> [Given task]
In the entries below, count every line containing "from". Reply with the number alone.

========================================

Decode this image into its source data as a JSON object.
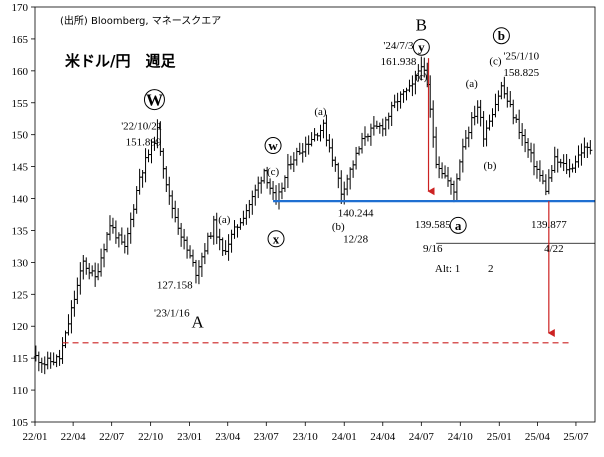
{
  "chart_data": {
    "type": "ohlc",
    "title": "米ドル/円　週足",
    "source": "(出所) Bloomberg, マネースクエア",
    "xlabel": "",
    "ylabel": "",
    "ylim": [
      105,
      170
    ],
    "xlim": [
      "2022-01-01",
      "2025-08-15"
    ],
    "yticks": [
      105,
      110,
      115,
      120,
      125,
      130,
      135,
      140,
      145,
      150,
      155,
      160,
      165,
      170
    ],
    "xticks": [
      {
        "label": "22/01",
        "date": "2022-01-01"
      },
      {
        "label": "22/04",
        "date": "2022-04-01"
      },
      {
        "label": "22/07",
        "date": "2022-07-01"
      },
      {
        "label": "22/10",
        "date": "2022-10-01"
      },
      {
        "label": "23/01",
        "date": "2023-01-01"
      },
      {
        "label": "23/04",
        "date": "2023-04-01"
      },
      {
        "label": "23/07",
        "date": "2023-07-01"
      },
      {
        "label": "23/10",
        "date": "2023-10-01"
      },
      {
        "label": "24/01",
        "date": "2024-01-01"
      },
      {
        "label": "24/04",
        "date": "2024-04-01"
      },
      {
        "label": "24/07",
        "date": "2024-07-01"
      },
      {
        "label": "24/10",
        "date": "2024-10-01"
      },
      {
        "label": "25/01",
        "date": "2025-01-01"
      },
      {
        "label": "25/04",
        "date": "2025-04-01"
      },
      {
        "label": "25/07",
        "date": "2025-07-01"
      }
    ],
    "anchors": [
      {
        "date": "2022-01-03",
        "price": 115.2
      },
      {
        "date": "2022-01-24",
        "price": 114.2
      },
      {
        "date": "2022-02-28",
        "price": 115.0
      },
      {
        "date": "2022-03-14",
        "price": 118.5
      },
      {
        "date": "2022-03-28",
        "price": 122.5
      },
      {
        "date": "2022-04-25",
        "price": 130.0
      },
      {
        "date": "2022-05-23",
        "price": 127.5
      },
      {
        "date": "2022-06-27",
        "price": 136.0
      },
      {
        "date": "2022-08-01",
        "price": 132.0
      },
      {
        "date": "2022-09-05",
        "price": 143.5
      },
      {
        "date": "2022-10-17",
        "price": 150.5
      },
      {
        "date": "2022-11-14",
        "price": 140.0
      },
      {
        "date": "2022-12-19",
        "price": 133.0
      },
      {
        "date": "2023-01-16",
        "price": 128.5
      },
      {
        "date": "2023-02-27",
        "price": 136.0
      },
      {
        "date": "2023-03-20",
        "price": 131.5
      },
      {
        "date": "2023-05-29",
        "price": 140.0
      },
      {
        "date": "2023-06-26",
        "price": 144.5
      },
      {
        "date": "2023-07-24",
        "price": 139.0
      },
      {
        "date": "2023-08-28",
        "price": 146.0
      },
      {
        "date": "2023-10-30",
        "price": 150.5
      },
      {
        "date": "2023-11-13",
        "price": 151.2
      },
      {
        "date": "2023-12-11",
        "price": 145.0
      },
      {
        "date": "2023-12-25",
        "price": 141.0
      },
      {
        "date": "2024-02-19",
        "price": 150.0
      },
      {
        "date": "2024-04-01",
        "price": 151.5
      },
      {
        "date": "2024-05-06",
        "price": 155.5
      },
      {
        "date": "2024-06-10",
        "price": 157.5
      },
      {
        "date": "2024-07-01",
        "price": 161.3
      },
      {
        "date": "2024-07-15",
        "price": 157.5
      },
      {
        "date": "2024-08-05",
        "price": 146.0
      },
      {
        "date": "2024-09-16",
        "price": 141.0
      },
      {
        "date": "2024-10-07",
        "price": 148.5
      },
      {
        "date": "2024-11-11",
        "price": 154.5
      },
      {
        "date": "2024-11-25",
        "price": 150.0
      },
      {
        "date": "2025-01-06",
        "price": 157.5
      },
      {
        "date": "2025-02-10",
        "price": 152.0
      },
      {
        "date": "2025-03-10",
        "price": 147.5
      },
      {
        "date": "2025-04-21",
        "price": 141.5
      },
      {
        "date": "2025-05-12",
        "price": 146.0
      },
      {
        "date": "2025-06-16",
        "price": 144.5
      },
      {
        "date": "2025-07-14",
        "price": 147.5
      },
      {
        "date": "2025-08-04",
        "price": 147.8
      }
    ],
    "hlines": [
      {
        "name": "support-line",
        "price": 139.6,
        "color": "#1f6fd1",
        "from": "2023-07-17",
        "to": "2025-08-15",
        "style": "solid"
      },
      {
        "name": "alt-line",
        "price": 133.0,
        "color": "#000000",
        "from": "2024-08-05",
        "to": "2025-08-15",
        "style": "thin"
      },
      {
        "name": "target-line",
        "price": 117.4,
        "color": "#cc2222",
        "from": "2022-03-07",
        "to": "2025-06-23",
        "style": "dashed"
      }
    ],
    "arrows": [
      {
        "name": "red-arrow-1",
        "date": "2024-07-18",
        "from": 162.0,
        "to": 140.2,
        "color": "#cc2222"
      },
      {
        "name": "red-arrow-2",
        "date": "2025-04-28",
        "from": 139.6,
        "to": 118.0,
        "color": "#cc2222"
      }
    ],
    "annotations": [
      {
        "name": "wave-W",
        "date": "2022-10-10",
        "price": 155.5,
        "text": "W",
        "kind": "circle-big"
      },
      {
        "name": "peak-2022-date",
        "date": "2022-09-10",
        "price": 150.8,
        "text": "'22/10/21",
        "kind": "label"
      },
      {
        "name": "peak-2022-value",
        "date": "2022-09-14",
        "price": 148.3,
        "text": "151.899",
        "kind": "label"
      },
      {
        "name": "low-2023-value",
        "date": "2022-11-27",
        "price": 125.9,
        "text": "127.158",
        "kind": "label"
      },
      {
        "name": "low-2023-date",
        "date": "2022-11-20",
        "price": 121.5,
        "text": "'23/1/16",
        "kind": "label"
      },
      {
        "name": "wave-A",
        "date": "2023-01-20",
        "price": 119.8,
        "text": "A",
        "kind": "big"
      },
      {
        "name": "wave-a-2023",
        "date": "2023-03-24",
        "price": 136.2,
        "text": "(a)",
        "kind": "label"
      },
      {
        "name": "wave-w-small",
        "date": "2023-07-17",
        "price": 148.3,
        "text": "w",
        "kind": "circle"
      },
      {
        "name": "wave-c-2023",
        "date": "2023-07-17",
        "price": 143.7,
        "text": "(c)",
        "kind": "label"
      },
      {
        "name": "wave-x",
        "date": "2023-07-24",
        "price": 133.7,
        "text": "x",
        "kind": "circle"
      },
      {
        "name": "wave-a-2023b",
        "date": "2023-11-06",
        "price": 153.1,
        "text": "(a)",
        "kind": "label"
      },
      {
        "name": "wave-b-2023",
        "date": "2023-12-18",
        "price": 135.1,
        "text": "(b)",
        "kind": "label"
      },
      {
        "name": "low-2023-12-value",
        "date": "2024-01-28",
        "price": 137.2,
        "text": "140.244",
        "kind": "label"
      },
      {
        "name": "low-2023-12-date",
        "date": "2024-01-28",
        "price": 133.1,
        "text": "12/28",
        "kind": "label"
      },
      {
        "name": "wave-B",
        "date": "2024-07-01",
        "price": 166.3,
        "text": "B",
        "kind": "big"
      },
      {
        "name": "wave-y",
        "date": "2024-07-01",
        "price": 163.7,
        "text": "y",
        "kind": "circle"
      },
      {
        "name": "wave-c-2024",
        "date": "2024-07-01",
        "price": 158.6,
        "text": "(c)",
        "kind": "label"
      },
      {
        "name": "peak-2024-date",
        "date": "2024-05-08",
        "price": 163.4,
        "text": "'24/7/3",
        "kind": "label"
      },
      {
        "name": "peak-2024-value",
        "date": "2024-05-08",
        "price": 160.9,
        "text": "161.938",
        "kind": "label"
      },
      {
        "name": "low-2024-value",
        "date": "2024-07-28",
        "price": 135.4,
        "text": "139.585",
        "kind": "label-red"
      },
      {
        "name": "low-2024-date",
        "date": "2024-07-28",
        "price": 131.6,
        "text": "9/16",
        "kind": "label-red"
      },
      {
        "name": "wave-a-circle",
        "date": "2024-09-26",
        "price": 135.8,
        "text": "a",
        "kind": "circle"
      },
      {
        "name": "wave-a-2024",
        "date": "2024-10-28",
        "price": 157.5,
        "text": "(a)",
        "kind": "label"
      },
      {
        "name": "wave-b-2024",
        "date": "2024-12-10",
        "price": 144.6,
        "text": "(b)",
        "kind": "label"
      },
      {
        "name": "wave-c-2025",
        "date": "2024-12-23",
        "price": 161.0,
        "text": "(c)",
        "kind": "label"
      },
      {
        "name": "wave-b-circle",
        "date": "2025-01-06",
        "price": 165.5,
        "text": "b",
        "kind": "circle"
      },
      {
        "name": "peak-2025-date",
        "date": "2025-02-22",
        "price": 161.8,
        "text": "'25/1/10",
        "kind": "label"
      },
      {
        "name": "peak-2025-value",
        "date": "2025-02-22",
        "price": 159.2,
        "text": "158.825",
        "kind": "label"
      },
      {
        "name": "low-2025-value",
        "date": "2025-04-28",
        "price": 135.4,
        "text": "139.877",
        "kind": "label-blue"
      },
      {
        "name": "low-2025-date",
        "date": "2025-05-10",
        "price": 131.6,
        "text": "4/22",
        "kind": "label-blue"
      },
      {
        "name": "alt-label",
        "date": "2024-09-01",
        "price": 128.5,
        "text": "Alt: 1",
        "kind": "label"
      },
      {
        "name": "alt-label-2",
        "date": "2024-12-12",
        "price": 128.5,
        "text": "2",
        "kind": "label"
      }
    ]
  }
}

========================================

> [Exercise result]
5